* LISTED RECORDS *
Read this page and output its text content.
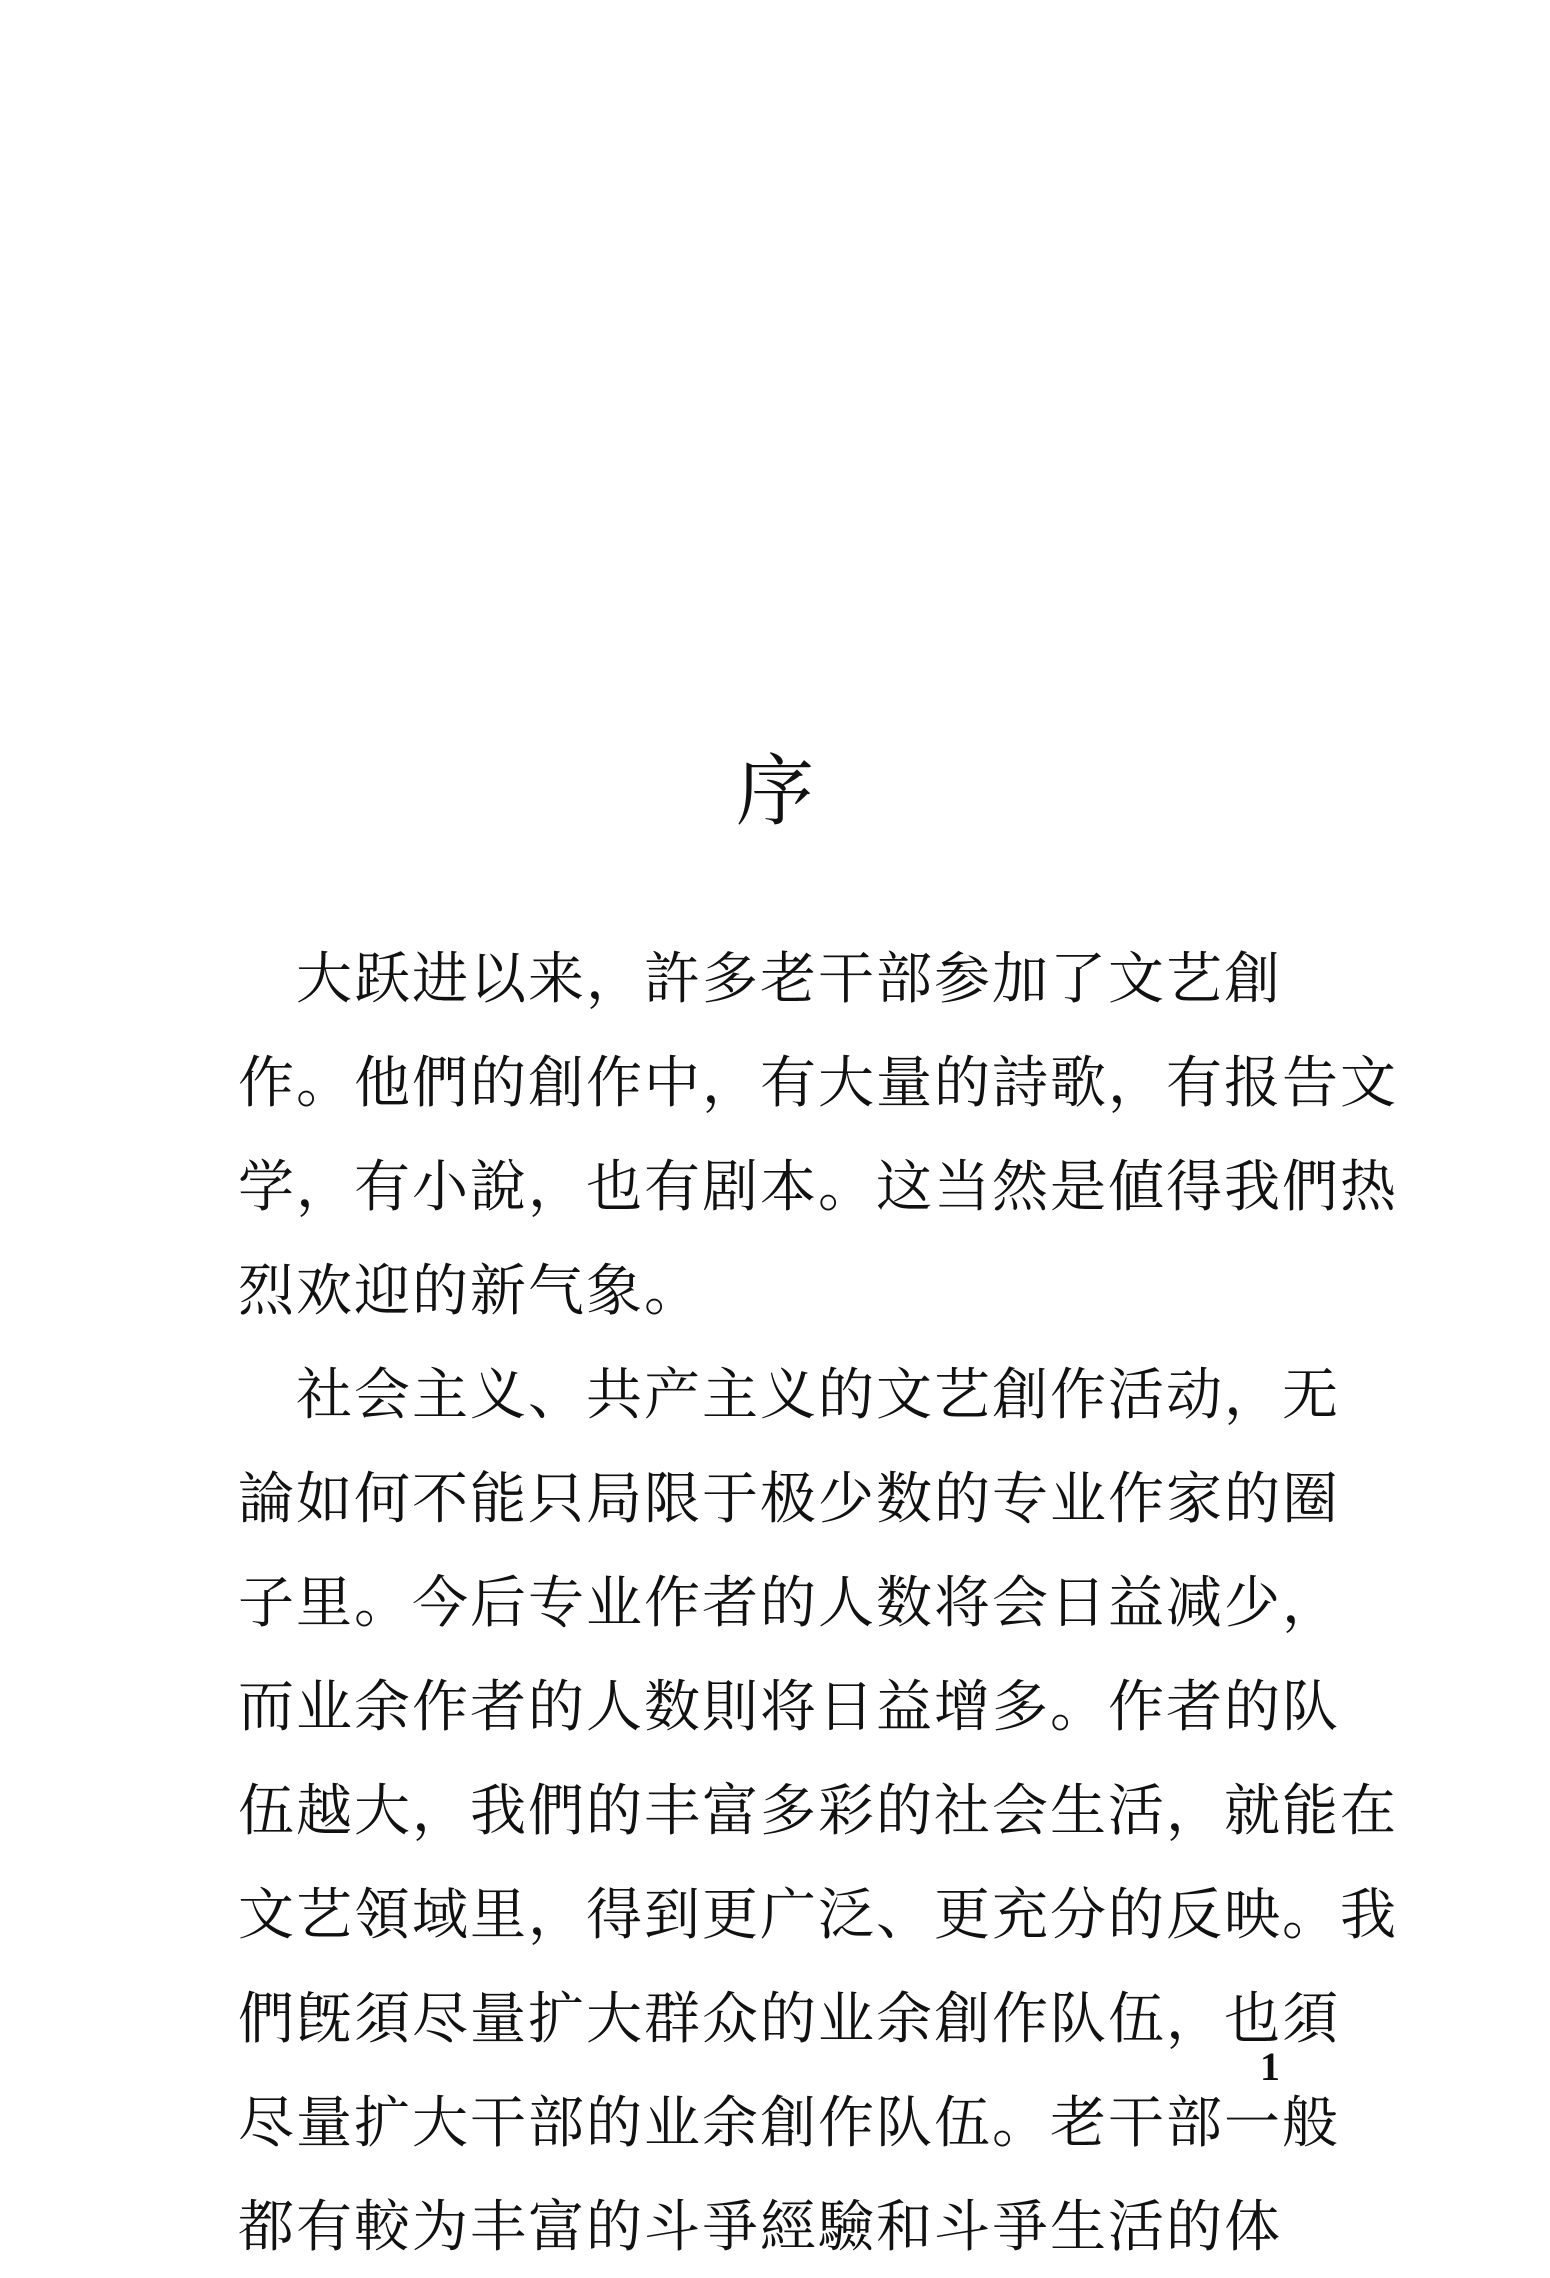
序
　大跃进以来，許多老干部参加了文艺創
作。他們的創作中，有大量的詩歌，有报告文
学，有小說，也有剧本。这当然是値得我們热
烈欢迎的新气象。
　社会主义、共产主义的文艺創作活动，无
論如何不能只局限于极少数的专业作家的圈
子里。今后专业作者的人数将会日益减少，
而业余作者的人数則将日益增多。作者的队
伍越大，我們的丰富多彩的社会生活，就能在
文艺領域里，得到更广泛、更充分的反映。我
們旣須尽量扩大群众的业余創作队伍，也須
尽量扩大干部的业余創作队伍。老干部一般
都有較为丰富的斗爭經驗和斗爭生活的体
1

==

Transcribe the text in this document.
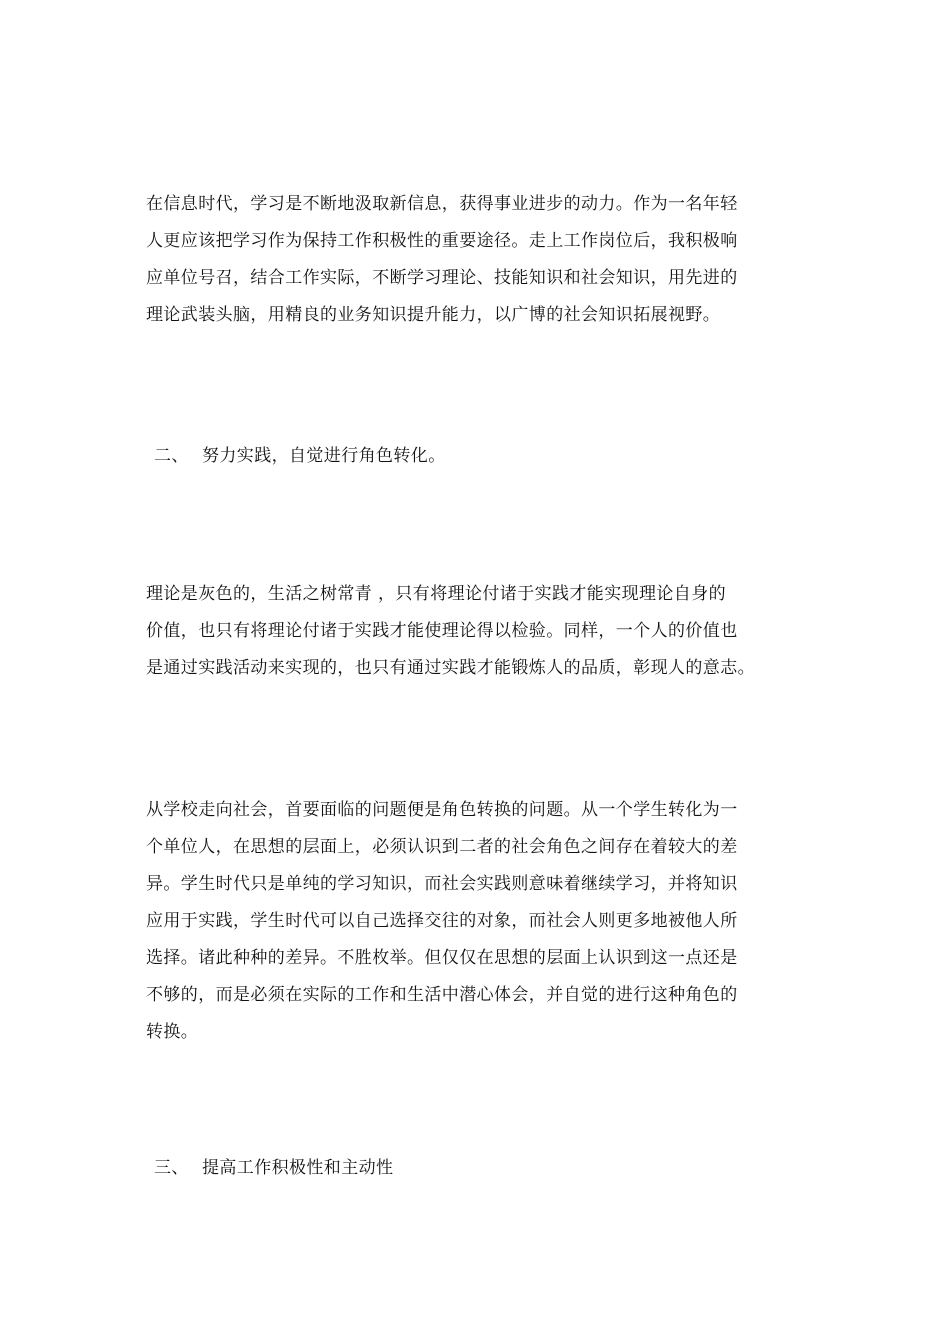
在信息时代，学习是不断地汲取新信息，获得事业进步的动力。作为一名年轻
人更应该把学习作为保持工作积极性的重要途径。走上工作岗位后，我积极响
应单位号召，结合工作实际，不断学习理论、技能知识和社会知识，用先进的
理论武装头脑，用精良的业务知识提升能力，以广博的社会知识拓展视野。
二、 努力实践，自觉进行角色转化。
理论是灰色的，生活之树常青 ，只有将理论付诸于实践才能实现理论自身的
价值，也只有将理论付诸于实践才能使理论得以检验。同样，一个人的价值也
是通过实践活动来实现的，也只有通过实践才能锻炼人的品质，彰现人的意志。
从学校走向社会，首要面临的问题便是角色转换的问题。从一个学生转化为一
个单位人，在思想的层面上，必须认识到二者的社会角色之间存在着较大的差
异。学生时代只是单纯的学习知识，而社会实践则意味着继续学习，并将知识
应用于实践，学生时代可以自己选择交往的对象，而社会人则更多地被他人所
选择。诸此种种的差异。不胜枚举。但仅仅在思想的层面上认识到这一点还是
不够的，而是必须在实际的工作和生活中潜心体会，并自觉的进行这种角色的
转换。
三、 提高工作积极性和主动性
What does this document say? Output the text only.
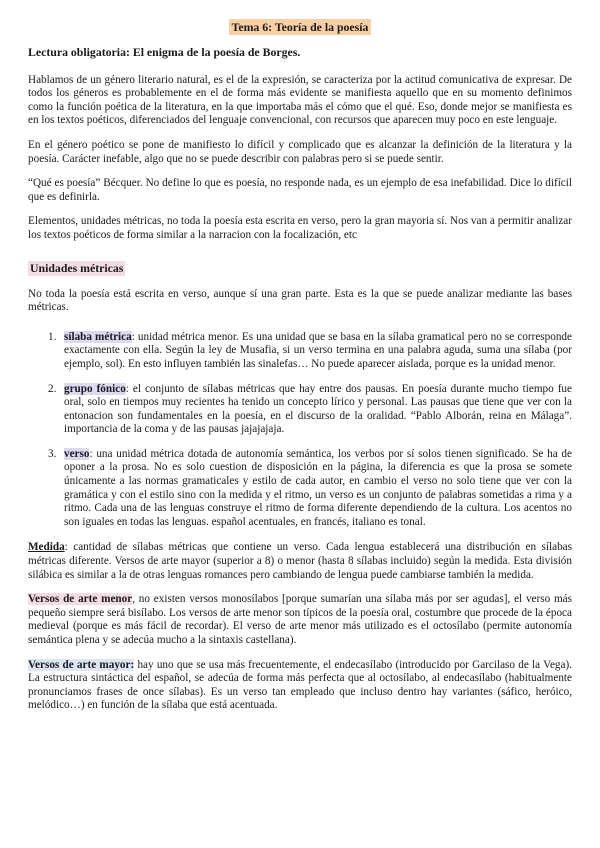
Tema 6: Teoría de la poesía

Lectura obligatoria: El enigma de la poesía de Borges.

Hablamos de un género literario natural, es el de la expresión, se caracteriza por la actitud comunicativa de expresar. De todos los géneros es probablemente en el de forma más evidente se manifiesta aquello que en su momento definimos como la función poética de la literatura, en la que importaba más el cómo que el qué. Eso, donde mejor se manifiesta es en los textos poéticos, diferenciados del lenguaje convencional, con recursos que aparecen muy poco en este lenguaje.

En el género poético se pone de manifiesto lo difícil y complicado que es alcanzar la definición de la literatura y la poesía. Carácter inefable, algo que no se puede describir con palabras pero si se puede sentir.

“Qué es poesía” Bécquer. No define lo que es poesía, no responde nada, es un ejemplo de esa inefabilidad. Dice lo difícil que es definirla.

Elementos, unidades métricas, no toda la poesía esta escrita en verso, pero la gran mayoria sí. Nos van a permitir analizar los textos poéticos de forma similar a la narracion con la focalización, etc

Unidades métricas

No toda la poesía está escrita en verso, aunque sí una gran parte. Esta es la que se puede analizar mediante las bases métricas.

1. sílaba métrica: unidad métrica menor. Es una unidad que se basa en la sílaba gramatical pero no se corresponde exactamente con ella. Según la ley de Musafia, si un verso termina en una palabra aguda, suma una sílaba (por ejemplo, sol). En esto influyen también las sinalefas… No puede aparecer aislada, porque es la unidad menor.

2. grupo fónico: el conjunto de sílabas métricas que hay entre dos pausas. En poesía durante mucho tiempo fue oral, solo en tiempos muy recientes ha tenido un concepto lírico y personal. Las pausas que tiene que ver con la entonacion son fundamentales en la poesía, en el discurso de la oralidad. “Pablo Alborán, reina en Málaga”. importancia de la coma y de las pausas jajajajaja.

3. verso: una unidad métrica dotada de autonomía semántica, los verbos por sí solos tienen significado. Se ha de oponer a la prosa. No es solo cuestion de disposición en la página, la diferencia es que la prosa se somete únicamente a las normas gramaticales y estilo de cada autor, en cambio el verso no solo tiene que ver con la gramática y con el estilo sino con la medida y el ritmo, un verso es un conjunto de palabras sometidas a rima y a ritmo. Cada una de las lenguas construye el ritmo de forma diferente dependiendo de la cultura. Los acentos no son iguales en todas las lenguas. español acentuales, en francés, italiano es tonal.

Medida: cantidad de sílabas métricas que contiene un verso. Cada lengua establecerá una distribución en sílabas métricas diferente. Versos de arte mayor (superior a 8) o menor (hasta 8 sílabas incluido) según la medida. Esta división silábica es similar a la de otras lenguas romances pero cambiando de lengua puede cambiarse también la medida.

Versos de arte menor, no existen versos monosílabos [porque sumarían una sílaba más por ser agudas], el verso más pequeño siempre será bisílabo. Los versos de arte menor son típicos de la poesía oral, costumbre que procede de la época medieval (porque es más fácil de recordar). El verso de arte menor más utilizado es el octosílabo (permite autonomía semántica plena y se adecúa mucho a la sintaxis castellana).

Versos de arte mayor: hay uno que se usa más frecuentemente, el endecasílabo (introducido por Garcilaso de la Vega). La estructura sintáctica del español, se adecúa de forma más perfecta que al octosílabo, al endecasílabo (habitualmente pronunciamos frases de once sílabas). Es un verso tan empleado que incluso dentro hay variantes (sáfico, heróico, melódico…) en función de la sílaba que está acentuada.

==

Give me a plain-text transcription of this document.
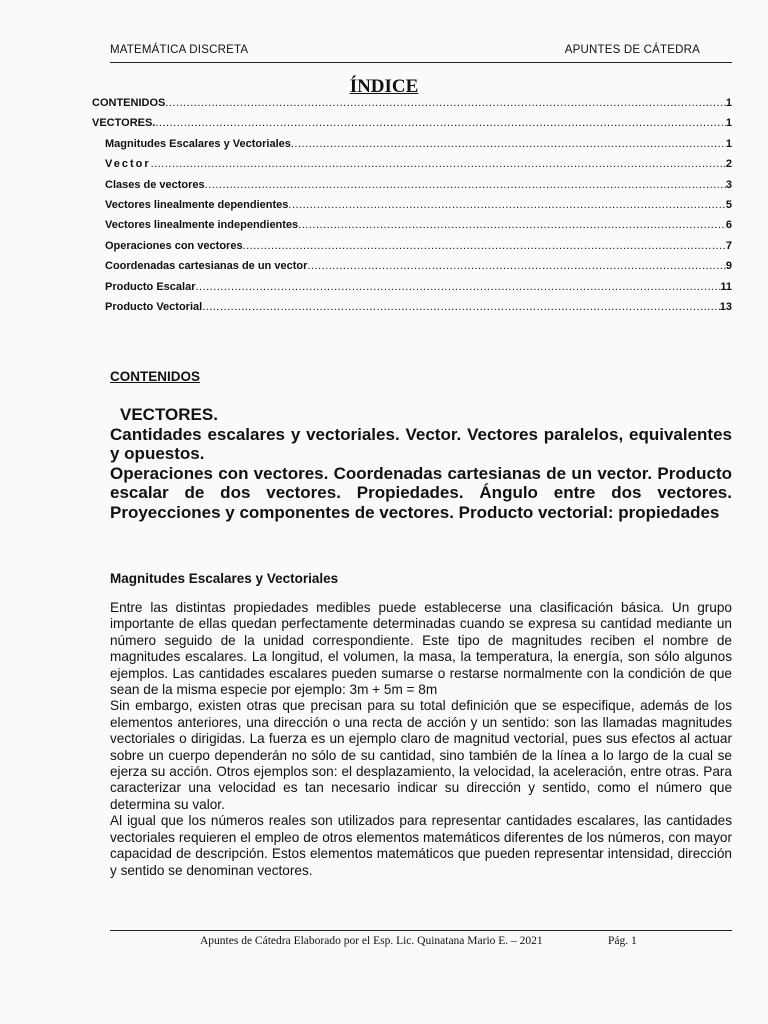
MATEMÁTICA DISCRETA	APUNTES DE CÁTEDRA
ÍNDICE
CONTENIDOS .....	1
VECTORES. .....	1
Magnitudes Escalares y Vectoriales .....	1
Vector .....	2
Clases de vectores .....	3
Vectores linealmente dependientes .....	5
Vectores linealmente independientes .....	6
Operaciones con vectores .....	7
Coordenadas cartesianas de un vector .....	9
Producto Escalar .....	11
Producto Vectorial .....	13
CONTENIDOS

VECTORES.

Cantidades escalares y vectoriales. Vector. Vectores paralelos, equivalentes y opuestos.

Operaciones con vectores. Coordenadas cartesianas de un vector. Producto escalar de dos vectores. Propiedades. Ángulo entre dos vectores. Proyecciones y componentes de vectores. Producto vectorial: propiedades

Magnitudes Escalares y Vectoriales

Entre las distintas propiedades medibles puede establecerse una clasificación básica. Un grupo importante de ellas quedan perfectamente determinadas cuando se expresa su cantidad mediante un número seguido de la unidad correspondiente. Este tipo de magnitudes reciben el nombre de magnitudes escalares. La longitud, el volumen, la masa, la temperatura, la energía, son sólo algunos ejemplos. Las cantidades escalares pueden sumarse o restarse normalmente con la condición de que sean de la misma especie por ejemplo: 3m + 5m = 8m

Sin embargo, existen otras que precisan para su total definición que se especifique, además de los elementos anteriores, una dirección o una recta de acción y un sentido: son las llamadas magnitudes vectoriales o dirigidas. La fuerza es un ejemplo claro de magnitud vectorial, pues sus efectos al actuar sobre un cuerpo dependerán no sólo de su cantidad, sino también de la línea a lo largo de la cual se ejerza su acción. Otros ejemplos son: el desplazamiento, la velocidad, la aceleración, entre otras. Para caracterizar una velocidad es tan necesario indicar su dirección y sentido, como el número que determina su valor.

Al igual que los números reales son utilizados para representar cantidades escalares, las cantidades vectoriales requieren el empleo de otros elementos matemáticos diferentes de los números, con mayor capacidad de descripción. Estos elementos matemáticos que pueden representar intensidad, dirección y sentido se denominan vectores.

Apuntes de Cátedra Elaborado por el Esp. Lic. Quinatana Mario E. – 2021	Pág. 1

* EXERCISE GOAL *
Every line of the records that includes the word "género" should be gathered.

* TASK SOLUTION *
Hablamos de un género literario natural, es el de la expresión, se caracteriza por la actitud comunicativa de expresar. De todos los géneros es probablemente en el de forma más evidente se manifiesta aquello que en su momento definimos como la función poética de la literatura, en la que importaba más el cómo que el qué. Eso, donde mejor se manifiesta es en los textos poéticos, diferenciados del lenguaje convencional, con recursos que aparecen muy poco en este lenguaje.
En el género poético se pone de manifiesto lo difícil y complicado que es alcanzar la definición de la literatura y la poesía. Carácter inefable, algo que no se puede describir con palabras pero si se puede sentir.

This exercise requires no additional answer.